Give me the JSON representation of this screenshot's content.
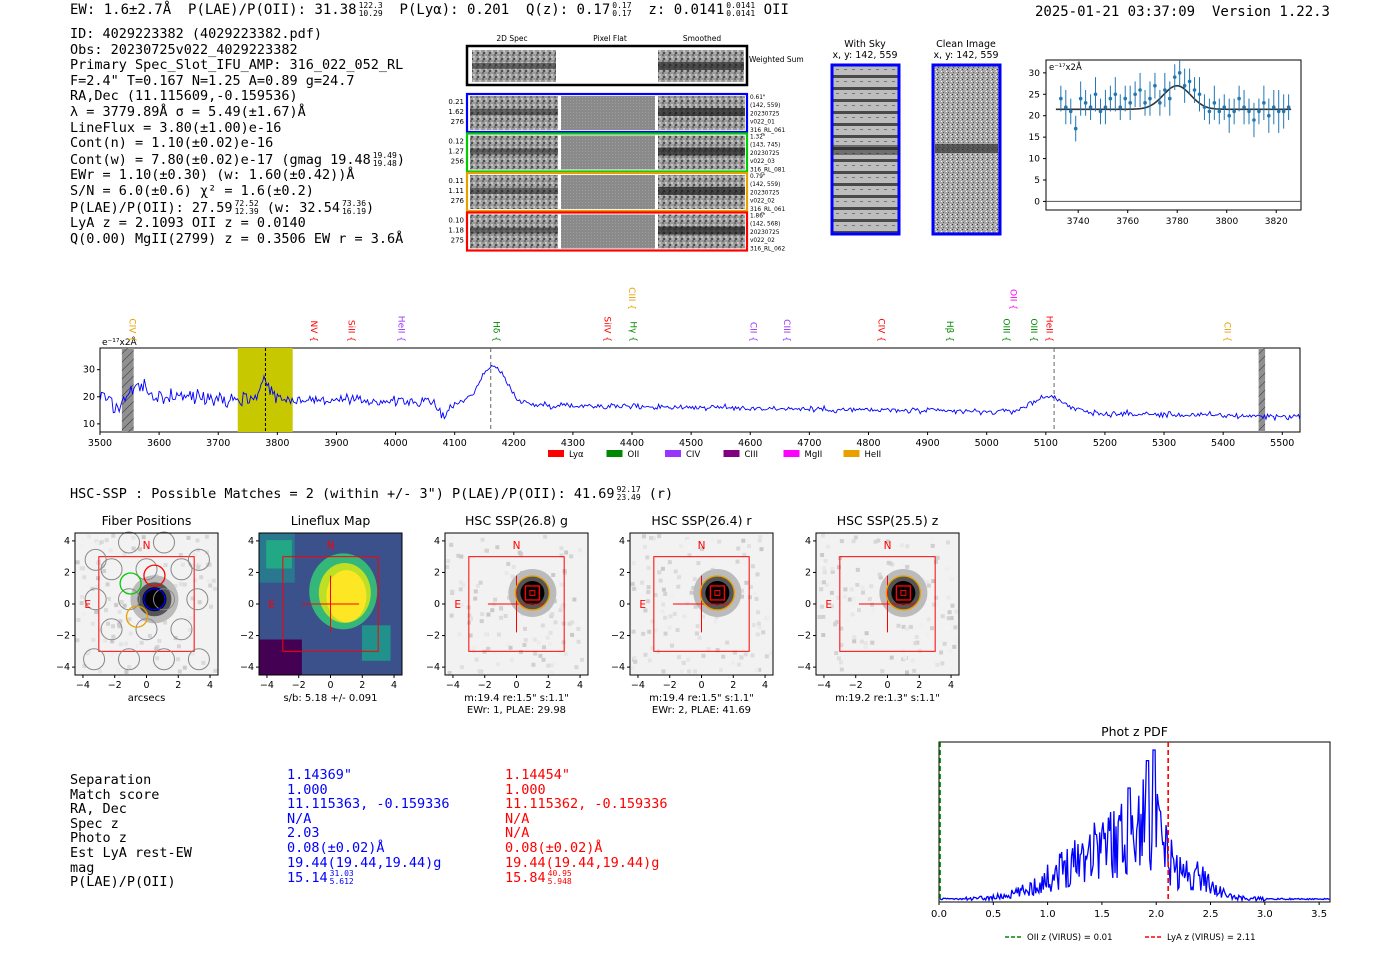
{
  "header": {
    "ew": "EW: 1.6±2.7Å",
    "plae": "P(LAE)/P(OII): 31.38",
    "plae_hi": "122.3",
    "plae_lo": "10.29",
    "plya": "P(Lyα): 0.201",
    "qz": "Q(z): 0.17",
    "qz_hi": "0.17",
    "qz_lo": "0.17",
    "z": "z: 0.0141",
    "z_hi": "0.0141",
    "z_lo": "0.0141",
    "line": "OII",
    "datetime": "2025-01-21 03:37:09",
    "version": "Version 1.22.3"
  },
  "info": {
    "id": "ID: 4029223382 (4029223382.pdf)",
    "obs": "Obs: 20230725v022_4029223382",
    "primary": "Primary Spec_Slot_IFU_AMP: 316_022_052_RL",
    "params": "F=2.4\"  T=0.167  N=1.25  A=0.89  g=24.7",
    "radec": "RA,Dec (11.115609,-0.159536)",
    "lambda": "λ = 3779.89Å  σ = 5.49(±1.67)Å",
    "lineflux": "LineFlux = 3.80(±1.00)e-16",
    "contn": "Cont(n) = 1.10(±0.02)e-16",
    "contw": "Cont(w) = 7.80(±0.02)e-17 (gmag 19.48",
    "contw_hi": "19.49",
    "contw_lo": "19.48",
    "ewr": "EWr = 1.10(±0.30) (w: 1.60(±0.42))Å",
    "sn": "S/N = 6.0(±0.6)  χ² = 1.6(±0.2)",
    "plae": "P(LAE)/P(OII): 27.59",
    "plae_hi": "72.52",
    "plae_lo": "12.39",
    "plae_w": "(w: 32.54",
    "plae_w_hi": "73.36",
    "plae_w_lo": "16.19",
    "lyaz": "LyA z = 2.1093  OII z = 0.0140",
    "mgii": "Q(0.00) MgII(2799) z = 0.3506  EW r = 3.6Å"
  },
  "spec2d": {
    "col_titles": [
      "2D Spec",
      "Pixel Flat",
      "Smoothed"
    ],
    "weighted_label": "Weighted Sum",
    "rows": [
      {
        "nums": [
          "0.21",
          "1.62",
          "276"
        ],
        "notes": [
          "0.61\"",
          "(142, 559)",
          "20230725",
          "v022_01",
          "316_RL_061"
        ],
        "color": "#0000ff"
      },
      {
        "nums": [
          "0.12",
          "1.27",
          "256"
        ],
        "notes": [
          "1.32\"",
          "(143, 745)",
          "20230725",
          "v022_03",
          "316_RL_081"
        ],
        "color": "#00cc00"
      },
      {
        "nums": [
          "0.11",
          "1.11",
          "276"
        ],
        "notes": [
          "0.79\"",
          "(142, 559)",
          "20230725",
          "v022_02",
          "316_RL_061"
        ],
        "color": "#e8a000"
      },
      {
        "nums": [
          "0.10",
          "1.18",
          "275"
        ],
        "notes": [
          "1.86\"",
          "(142, 568)",
          "20230725",
          "v022_02",
          "316_RL_062"
        ],
        "color": "#ff0000"
      }
    ]
  },
  "sky": {
    "with_sky_title": "With Sky",
    "with_sky_xy": "x, y: 142, 559",
    "clean_title": "Clean Image",
    "clean_xy": "x, y: 142, 559"
  },
  "colors": {
    "blue": "#0000ff",
    "red": "#ff0000",
    "olive": "#c8c800",
    "plot_blue": "#1f77b4",
    "gray": "#888888"
  },
  "chart_data": [
    {
      "type": "scatter",
      "name": "line-zoom-fit",
      "unit_label": "e⁻¹⁷x2Å",
      "x": [
        3733,
        3735,
        3737,
        3739,
        3741,
        3743,
        3745,
        3747,
        3749,
        3751,
        3753,
        3755,
        3757,
        3759,
        3761,
        3763,
        3765,
        3767,
        3769,
        3771,
        3773,
        3775,
        3777,
        3779,
        3781,
        3783,
        3785,
        3787,
        3789,
        3791,
        3793,
        3795,
        3797,
        3799,
        3801,
        3803,
        3805,
        3807,
        3809,
        3811,
        3813,
        3815,
        3817,
        3819,
        3821,
        3823,
        3825
      ],
      "y": [
        24,
        22,
        21,
        17,
        24,
        23,
        22,
        25,
        21,
        22,
        24,
        25,
        22,
        24,
        23,
        25,
        26,
        23,
        24,
        27,
        23,
        26,
        24,
        29,
        30,
        27,
        28,
        26,
        25,
        22,
        21,
        23,
        21,
        22,
        20,
        21,
        24,
        22,
        21,
        19,
        21,
        23,
        20,
        22,
        21,
        21,
        22
      ],
      "yerr": [
        3,
        4,
        3,
        3,
        4,
        3,
        3,
        4,
        3,
        4,
        3,
        4,
        3,
        3,
        4,
        3,
        4,
        3,
        4,
        3,
        3,
        4,
        4,
        3,
        3,
        4,
        3,
        3,
        4,
        3,
        3,
        4,
        3,
        3,
        4,
        3,
        3,
        4,
        3,
        4,
        3,
        4,
        4,
        4,
        5,
        4,
        3
      ],
      "fit_baseline": 21.5,
      "fit_amp": 5.5,
      "fit_center": 3779.9,
      "fit_sigma": 5.5,
      "xlim": [
        3727,
        3830
      ],
      "ylim": [
        -2,
        33
      ],
      "xticks": [
        3740,
        3760,
        3780,
        3800,
        3820
      ],
      "yticks": [
        0,
        5,
        10,
        15,
        20,
        25,
        30
      ]
    },
    {
      "type": "line",
      "name": "full-spectrum",
      "unit_label": "e⁻¹⁷x2Å",
      "xlim": [
        3500,
        5530
      ],
      "ylim": [
        7,
        38
      ],
      "xticks": [
        3500,
        3600,
        3700,
        3800,
        3900,
        4000,
        4100,
        4200,
        4300,
        4400,
        4500,
        4600,
        4700,
        4800,
        4900,
        5000,
        5100,
        5200,
        5300,
        5400,
        5500
      ],
      "yticks": [
        10,
        20,
        30
      ],
      "highlight_range": [
        3733,
        3826
      ],
      "highlight_line": 3779.9,
      "hatched_ranges": [
        [
          3537,
          3557
        ],
        [
          5460,
          5471
        ]
      ],
      "dashed_lines": [
        4161,
        5114
      ],
      "lines": [
        {
          "label": "CIV",
          "x": 3545,
          "color": "#e8a000",
          "row": 1
        },
        {
          "label": "NV",
          "x": 3852,
          "color": "#ff0000",
          "row": 1
        },
        {
          "label": "SiII",
          "x": 3915,
          "color": "#ff0000",
          "row": 1
        },
        {
          "label": "HeII",
          "x": 4000,
          "color": "#9933ff",
          "row": 1
        },
        {
          "label": "Hδ",
          "x": 4161,
          "color": "#008800",
          "row": 1
        },
        {
          "label": "SiIV",
          "x": 4348,
          "color": "#ff0000",
          "row": 1
        },
        {
          "label": "CIII",
          "x": 4390,
          "color": "#e8a000",
          "row": 2
        },
        {
          "label": "Hγ",
          "x": 4392,
          "color": "#008800",
          "row": 1
        },
        {
          "label": "CII",
          "x": 4595,
          "color": "#9933ff",
          "row": 1
        },
        {
          "label": "CIII",
          "x": 4652,
          "color": "#9933ff",
          "row": 1
        },
        {
          "label": "CIV",
          "x": 4812,
          "color": "#ff0000",
          "row": 1
        },
        {
          "label": "Hβ",
          "x": 4928,
          "color": "#008800",
          "row": 1
        },
        {
          "label": "OII",
          "x": 5035,
          "color": "#ff00ff",
          "row": 2
        },
        {
          "label": "OIII",
          "x": 5023,
          "color": "#008800",
          "row": 1
        },
        {
          "label": "OIII",
          "x": 5070,
          "color": "#008800",
          "row": 1
        },
        {
          "label": "HeII",
          "x": 5096,
          "color": "#ff0000",
          "row": 1
        },
        {
          "label": "CII",
          "x": 5397,
          "color": "#e8a000",
          "row": 1
        }
      ],
      "legend": [
        {
          "label": "Lyα",
          "color": "#ff0000"
        },
        {
          "label": "OII",
          "color": "#008800"
        },
        {
          "label": "CIV",
          "color": "#9933ff"
        },
        {
          "label": "CIII",
          "color": "#800080"
        },
        {
          "label": "MgII",
          "color": "#ff00ff"
        },
        {
          "label": "HeII",
          "color": "#e8a000"
        }
      ]
    },
    {
      "type": "line",
      "name": "photz-pdf",
      "title": "Phot z PDF",
      "xlim": [
        0.0,
        3.6
      ],
      "xticks": [
        0.0,
        0.5,
        1.0,
        1.5,
        2.0,
        2.5,
        3.0,
        3.5
      ],
      "oii_z": 0.01,
      "lya_z": 2.11,
      "legend": [
        {
          "label": "OII z (VIRUS) = 0.01",
          "color": "#008800"
        },
        {
          "label": "LyA z (VIRUS) = 2.11",
          "color": "#ff0000"
        }
      ]
    }
  ],
  "hsc": {
    "summary": "HSC-SSP : Possible Matches = 2 (within +/- 3\")  P(LAE)/P(OII): 41.69",
    "summary_hi": "92.17",
    "summary_lo": "23.49",
    "summary_band": "(r)",
    "panels": [
      {
        "title": "Fiber Positions",
        "sub1": "arcsecs",
        "sub2": ""
      },
      {
        "title": "Lineflux Map",
        "sub1": "s/b: 5.18 +/- 0.091",
        "sub2": ""
      },
      {
        "title": "HSC SSP(26.8) g",
        "sub1": "m:19.4  re:1.5\"  s:1.1\"",
        "sub2": "EWr: 1, PLAE: 29.98"
      },
      {
        "title": "HSC SSP(26.4) r",
        "sub1": "m:19.4  re:1.5\"  s:1.1\"",
        "sub2": "EWr: 2, PLAE: 41.69"
      },
      {
        "title": "HSC SSP(25.5) z",
        "sub1": "m:19.2  re:1.3\"  s:1.1\"",
        "sub2": ""
      }
    ],
    "compass_n": "N",
    "compass_e": "E",
    "ticks": [
      "−4",
      "−2",
      "0",
      "2",
      "4"
    ]
  },
  "match_table": {
    "labels": [
      "Separation",
      "Match score",
      "RA, Dec",
      "Spec z",
      "Photo z",
      "Est LyA rest-EW",
      "mag",
      "P(LAE)/P(OII)"
    ],
    "match1": [
      "1.14369\"",
      "1.000",
      "11.115363, -0.159336",
      "N/A",
      "2.03",
      "0.08(±0.02)Å",
      "19.44(19.44,19.44)g",
      "15.14"
    ],
    "match1_plae_hi": "31.03",
    "match1_plae_lo": "5.612",
    "match2": [
      "1.14454\"",
      "1.000",
      "11.115362, -0.159336",
      "N/A",
      "N/A",
      "0.08(±0.02)Å",
      "19.44(19.44,19.44)g",
      "15.84"
    ],
    "match2_plae_hi": "40.95",
    "match2_plae_lo": "5.948"
  }
}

-------------------------

» **TASK DIRECTIONS**
Search the listing for the string "MgII". Copy each line where it is found.

» **EXERCISE OUTPUT**
    "mgii": "Q(0.00) MgII(2799) z = 0.3506  EW r = 3.6Å"
          "label": "MgII",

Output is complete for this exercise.